## Instructions to follow:
Extract each line bearing the word "domiciliada".

## Input for this task:
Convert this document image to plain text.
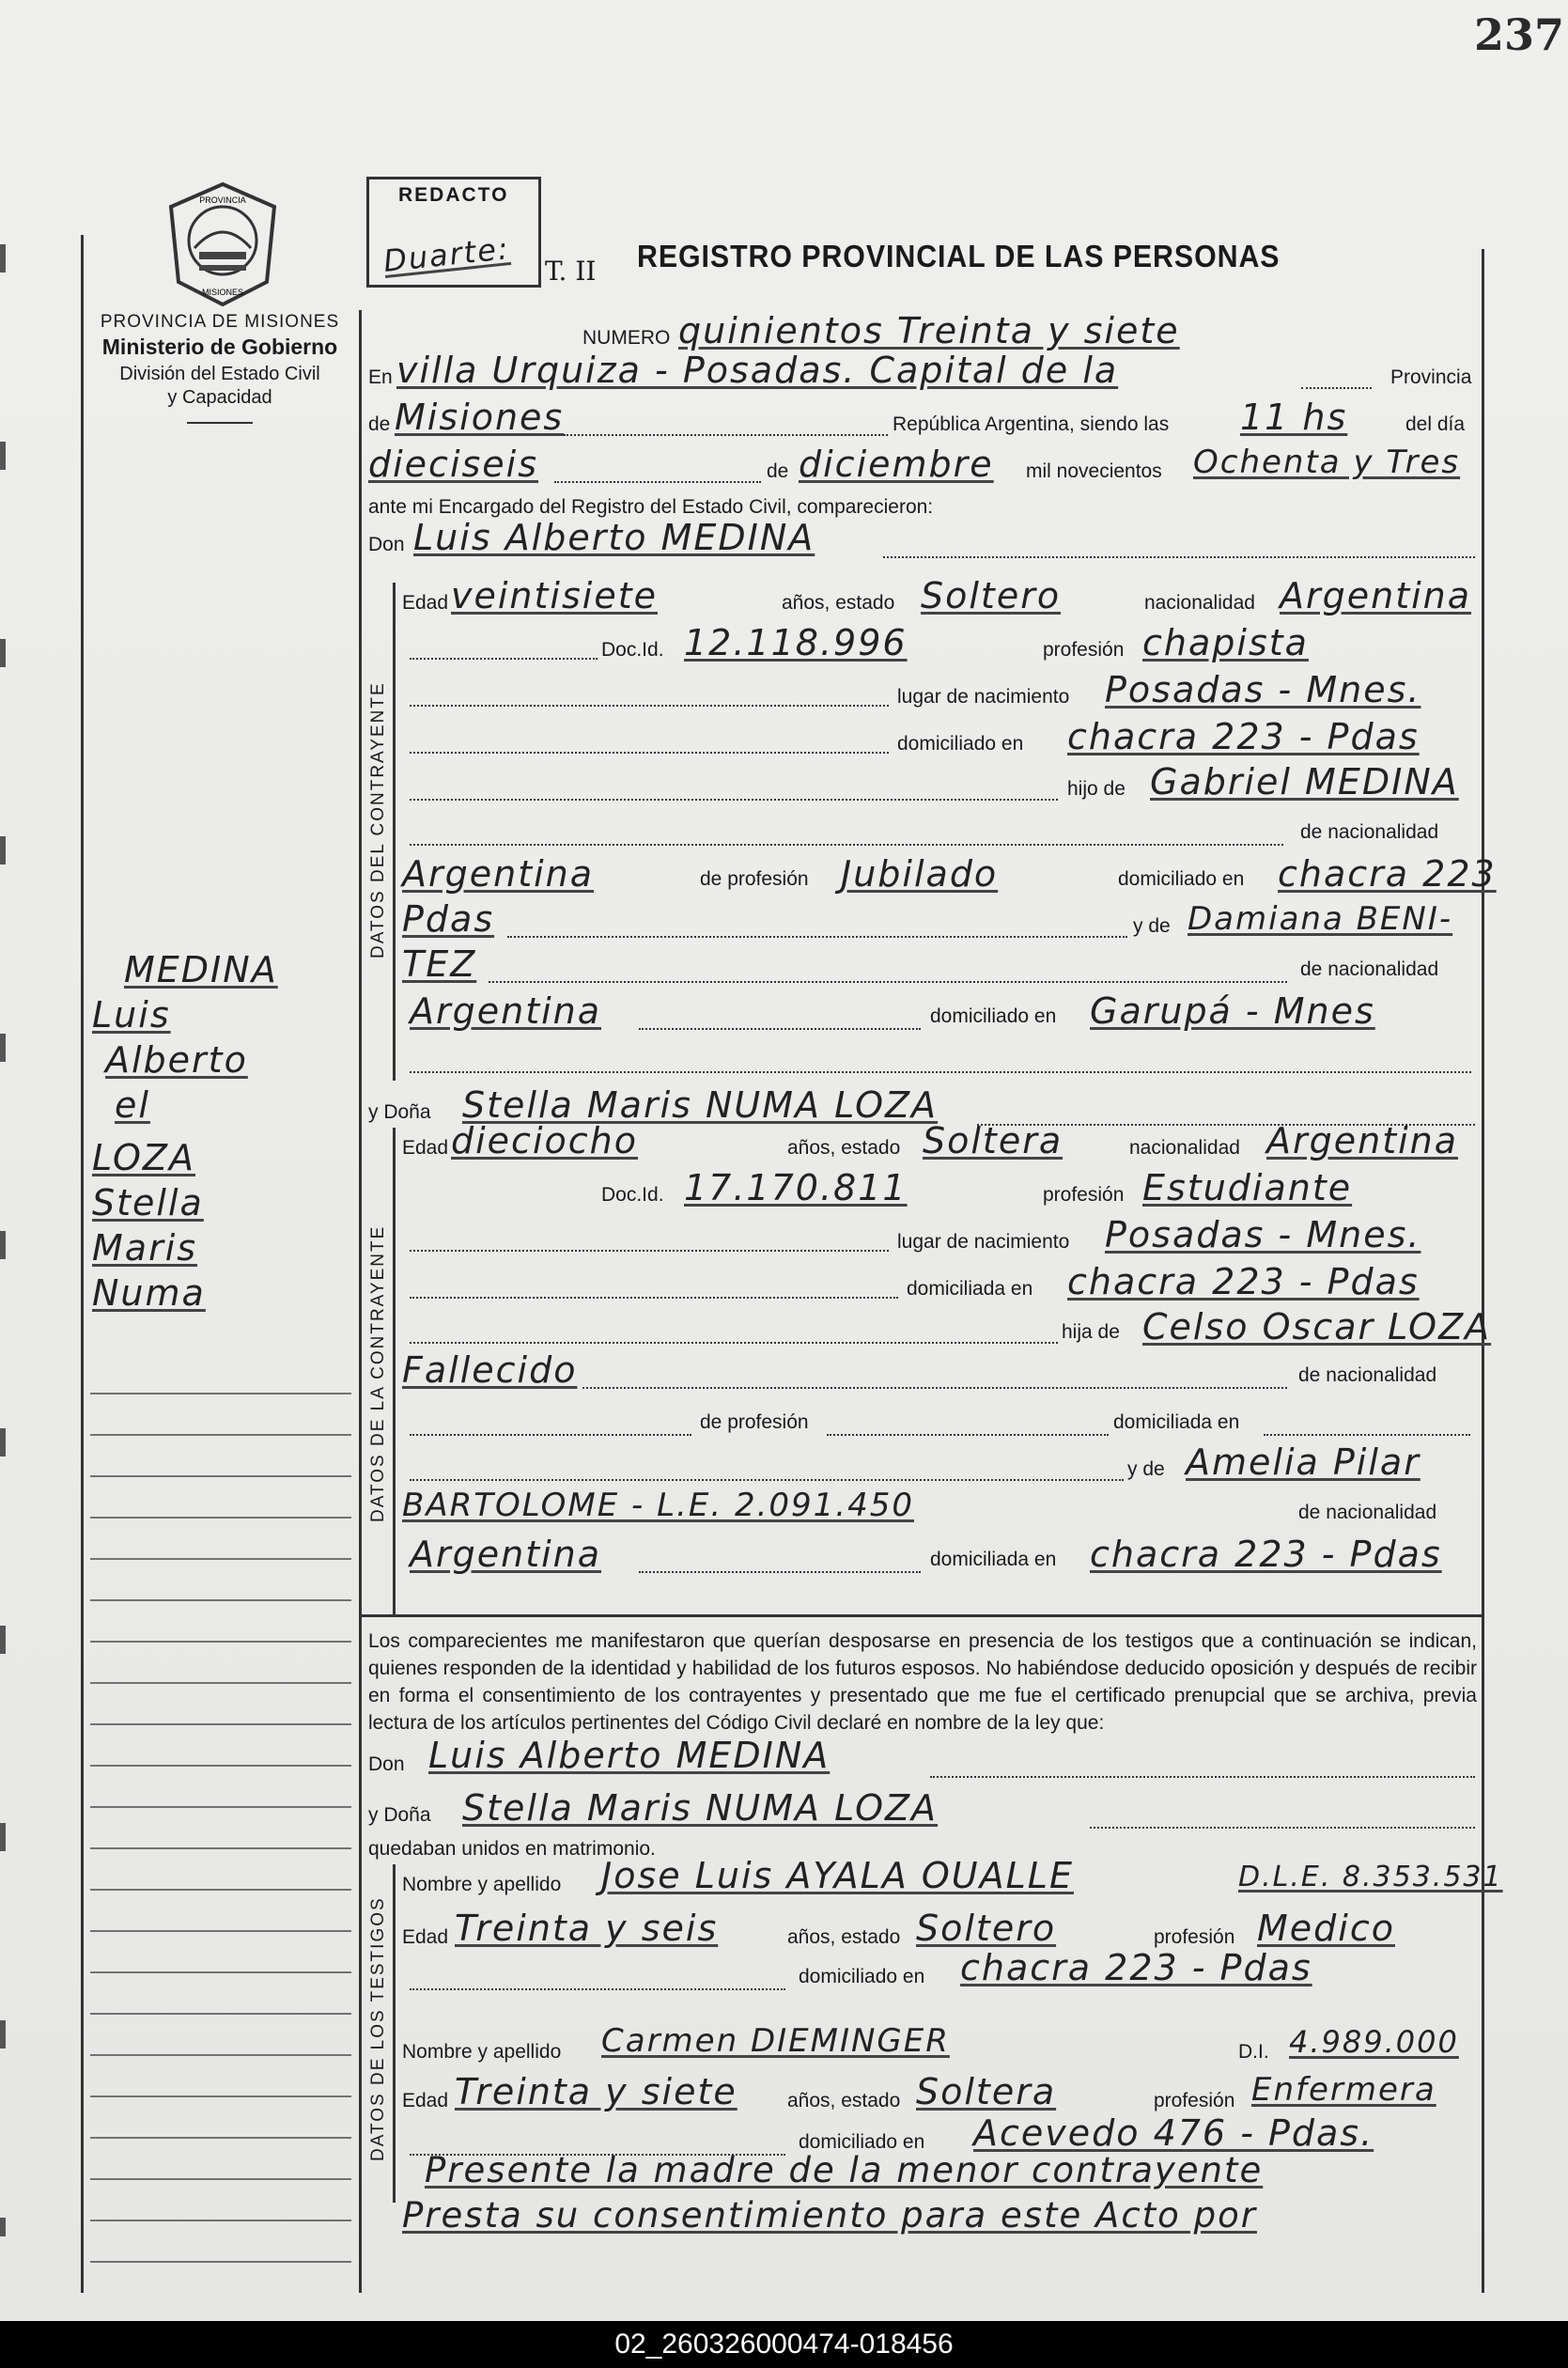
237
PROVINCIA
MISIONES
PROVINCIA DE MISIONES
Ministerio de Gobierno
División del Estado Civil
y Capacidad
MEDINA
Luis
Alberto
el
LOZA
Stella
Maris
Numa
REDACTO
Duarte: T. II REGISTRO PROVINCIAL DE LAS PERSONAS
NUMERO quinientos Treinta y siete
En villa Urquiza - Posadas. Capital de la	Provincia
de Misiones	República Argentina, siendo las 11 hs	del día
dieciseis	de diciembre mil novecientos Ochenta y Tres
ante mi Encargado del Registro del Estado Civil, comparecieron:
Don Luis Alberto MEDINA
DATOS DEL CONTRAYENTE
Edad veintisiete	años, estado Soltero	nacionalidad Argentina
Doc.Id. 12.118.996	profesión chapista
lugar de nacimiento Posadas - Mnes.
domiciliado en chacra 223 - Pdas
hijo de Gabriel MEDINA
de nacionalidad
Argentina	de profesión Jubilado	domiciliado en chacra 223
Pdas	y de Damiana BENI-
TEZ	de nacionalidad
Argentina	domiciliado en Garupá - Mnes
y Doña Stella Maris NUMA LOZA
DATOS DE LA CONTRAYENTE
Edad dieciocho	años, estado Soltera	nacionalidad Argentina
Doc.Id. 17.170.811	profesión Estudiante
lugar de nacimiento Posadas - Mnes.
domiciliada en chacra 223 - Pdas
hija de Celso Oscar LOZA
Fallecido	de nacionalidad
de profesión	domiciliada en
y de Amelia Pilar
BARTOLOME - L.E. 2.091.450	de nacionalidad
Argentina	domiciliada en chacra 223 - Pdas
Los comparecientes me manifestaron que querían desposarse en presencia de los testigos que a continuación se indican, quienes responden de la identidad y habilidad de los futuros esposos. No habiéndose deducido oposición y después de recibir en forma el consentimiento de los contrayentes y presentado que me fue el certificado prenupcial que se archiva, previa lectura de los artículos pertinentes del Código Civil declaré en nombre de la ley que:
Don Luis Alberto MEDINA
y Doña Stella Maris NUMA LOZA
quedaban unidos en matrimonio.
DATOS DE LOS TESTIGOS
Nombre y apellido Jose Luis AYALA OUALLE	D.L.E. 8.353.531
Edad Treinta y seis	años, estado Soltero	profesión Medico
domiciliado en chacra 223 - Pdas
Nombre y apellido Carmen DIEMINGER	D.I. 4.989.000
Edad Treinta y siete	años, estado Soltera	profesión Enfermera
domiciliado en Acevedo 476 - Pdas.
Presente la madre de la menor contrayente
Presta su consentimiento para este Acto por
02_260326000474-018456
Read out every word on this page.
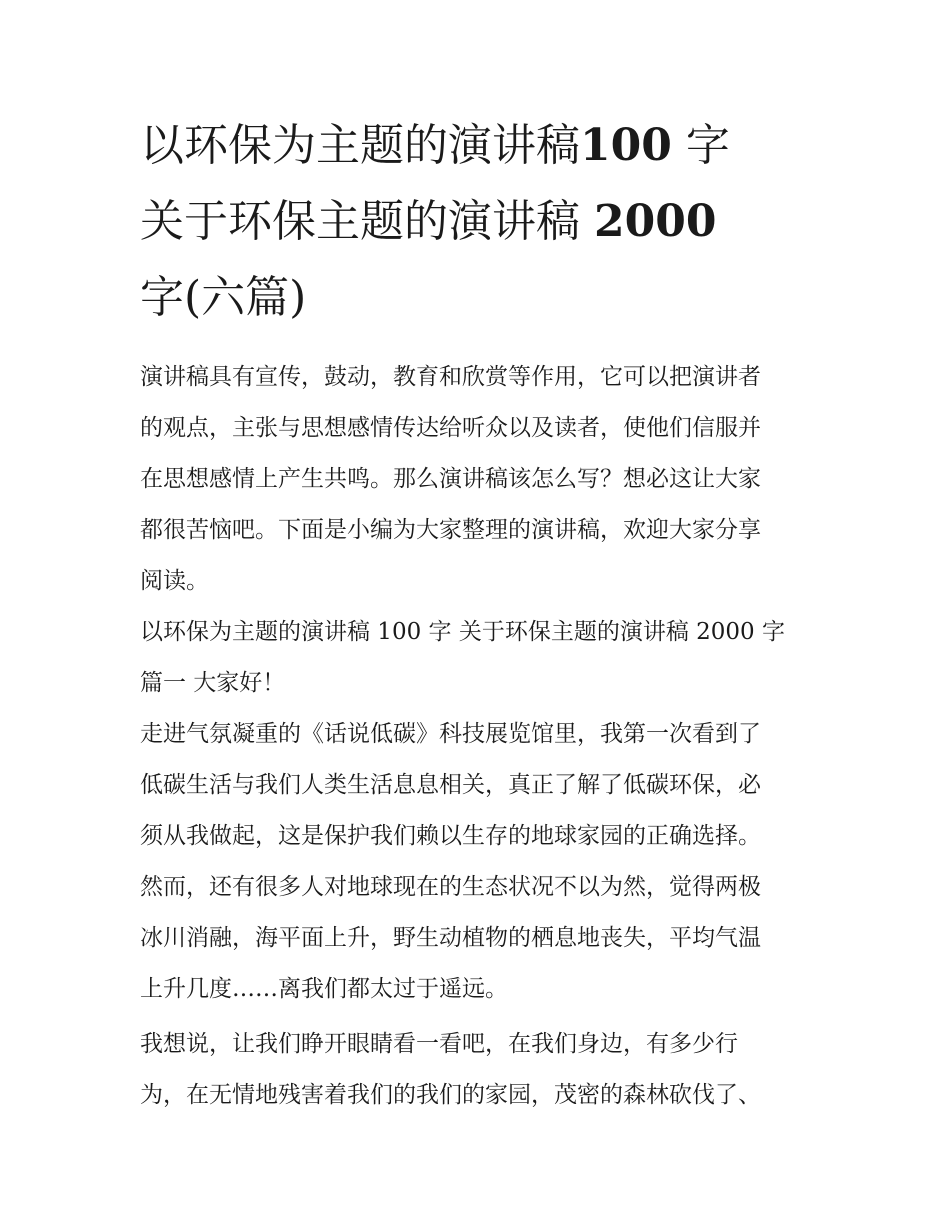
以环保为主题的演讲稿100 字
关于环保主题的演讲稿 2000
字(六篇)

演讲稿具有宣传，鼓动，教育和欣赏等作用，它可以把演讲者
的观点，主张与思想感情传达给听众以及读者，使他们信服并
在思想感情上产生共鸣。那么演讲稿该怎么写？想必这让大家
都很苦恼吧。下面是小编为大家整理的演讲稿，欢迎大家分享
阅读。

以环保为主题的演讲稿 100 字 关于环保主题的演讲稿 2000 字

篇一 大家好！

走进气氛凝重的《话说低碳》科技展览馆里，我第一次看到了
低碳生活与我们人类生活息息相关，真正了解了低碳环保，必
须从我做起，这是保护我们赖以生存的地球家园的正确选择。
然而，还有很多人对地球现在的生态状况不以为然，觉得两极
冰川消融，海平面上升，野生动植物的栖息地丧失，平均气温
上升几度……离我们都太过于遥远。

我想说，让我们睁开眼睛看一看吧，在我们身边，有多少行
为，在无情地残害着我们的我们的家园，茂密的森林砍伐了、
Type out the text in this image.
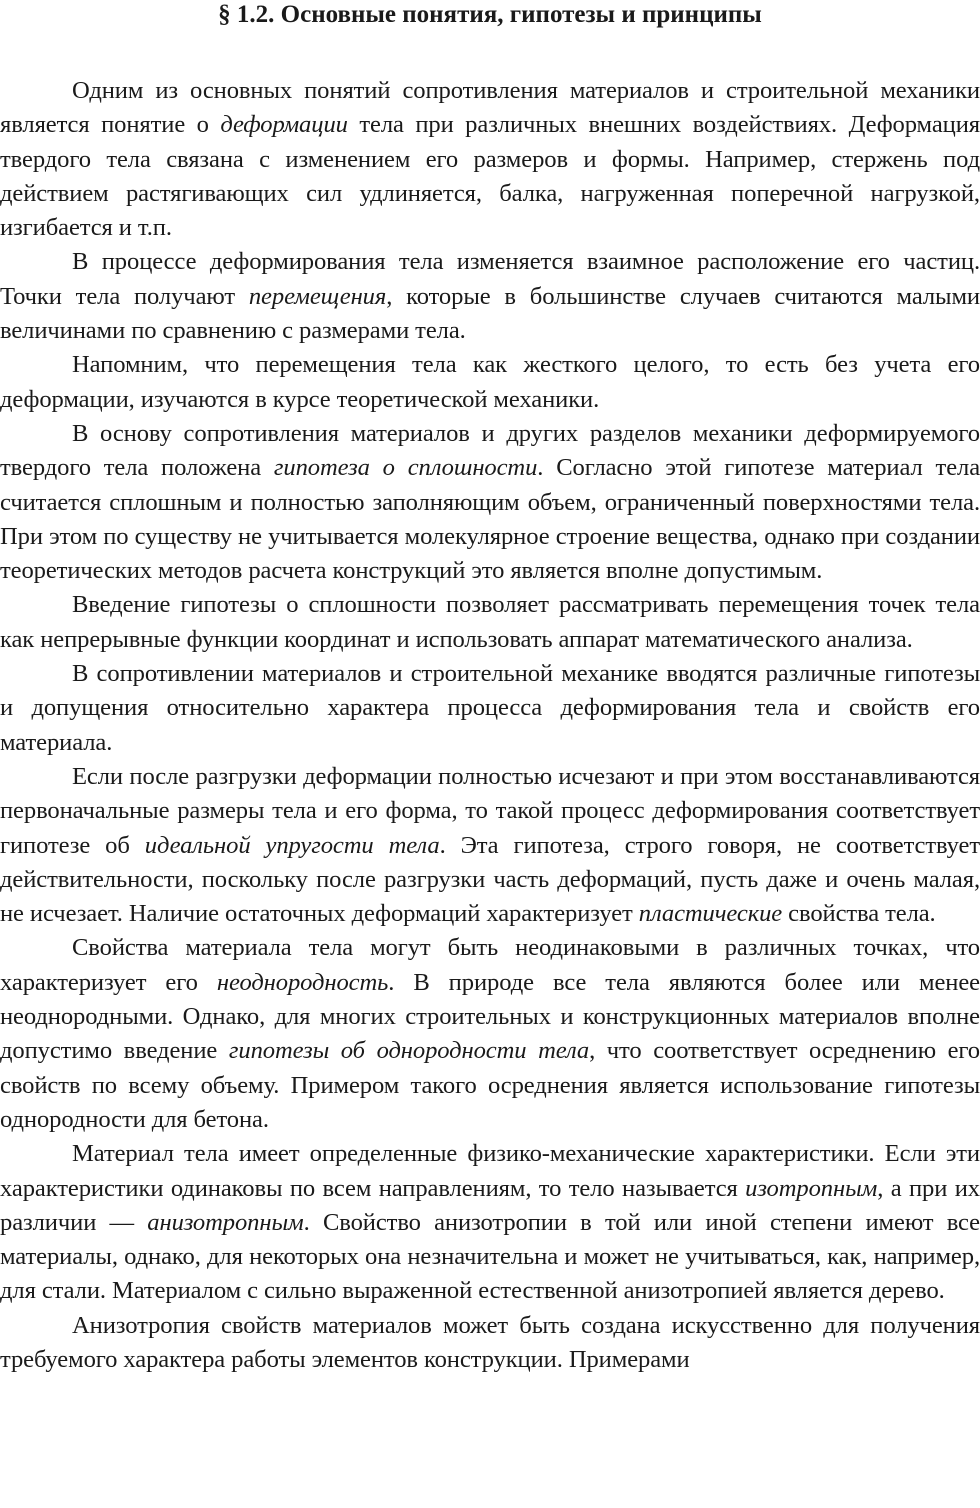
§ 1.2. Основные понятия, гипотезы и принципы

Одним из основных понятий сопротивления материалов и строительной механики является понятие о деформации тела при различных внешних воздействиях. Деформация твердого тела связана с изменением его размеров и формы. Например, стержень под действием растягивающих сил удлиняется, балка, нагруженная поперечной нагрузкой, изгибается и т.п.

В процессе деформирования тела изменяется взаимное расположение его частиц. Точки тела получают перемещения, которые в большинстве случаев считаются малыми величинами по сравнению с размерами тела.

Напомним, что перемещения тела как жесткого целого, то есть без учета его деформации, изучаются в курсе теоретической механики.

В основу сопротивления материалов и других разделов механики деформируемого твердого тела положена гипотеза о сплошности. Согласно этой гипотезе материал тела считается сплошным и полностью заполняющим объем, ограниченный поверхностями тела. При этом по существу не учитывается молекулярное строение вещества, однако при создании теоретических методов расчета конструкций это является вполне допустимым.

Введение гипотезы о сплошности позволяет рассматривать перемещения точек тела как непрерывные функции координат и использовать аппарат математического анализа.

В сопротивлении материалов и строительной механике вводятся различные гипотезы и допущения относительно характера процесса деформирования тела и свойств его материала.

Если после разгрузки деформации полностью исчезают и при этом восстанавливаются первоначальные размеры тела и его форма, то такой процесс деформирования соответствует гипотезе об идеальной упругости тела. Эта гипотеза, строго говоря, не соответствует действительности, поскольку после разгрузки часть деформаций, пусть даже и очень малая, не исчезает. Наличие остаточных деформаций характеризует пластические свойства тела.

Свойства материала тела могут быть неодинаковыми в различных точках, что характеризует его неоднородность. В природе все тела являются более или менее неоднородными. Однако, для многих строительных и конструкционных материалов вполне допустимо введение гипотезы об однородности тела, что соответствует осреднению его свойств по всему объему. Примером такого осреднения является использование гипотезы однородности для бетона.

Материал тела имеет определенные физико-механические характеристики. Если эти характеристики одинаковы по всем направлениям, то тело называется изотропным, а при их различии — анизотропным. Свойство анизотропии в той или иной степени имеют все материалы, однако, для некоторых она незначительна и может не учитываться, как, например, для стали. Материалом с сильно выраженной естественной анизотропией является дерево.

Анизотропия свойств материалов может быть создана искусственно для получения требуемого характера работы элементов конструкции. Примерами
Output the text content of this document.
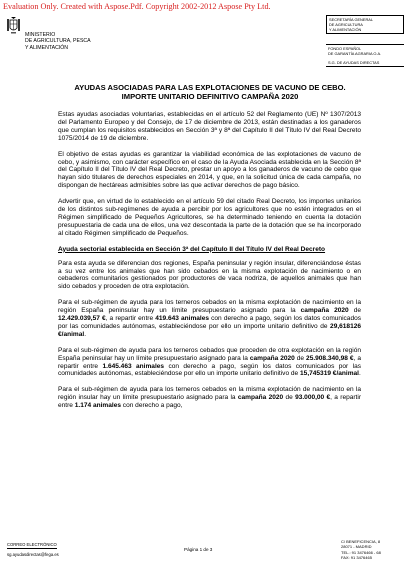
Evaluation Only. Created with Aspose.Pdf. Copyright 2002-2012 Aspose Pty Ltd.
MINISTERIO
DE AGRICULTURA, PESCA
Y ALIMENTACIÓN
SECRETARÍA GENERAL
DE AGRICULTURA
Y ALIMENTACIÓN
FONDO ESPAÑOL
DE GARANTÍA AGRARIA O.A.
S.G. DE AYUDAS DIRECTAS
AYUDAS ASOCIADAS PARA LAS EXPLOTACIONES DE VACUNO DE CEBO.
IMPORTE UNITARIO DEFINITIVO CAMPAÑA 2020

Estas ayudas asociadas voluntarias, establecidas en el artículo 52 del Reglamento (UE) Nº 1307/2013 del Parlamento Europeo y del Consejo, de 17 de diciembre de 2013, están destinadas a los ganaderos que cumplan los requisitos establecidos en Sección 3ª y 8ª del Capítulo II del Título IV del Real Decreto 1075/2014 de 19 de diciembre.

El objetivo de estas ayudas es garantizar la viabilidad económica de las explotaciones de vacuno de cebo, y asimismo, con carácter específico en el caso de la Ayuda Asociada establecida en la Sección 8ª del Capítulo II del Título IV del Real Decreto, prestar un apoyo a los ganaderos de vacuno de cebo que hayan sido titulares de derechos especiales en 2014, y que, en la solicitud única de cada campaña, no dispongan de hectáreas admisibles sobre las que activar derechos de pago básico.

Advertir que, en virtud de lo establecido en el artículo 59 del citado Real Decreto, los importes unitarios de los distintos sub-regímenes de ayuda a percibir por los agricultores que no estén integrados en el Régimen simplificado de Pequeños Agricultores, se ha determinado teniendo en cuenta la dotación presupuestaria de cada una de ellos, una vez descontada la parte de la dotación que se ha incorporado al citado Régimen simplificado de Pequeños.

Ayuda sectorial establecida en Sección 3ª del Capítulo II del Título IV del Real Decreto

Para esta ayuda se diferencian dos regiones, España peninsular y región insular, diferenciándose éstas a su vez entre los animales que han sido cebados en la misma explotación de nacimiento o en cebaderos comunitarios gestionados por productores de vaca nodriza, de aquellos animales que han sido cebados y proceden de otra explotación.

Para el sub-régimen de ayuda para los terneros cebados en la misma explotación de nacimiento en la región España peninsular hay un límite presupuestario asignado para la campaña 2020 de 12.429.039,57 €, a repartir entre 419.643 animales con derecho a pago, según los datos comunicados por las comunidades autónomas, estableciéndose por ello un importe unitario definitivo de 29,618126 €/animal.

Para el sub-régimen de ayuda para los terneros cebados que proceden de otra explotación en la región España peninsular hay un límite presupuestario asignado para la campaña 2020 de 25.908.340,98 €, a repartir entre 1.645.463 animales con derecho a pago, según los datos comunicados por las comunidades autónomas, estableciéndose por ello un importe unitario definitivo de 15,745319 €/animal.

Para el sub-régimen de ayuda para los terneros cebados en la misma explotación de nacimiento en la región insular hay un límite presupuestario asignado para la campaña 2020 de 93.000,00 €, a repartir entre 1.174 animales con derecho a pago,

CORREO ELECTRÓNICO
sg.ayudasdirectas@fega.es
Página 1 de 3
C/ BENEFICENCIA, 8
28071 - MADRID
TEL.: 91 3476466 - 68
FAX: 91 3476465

## Solution for this task:
domiciliada en chacra 223 - Pdas
de profesión	domiciliada en
Argentina	domiciliada en chacra 223 - Pdas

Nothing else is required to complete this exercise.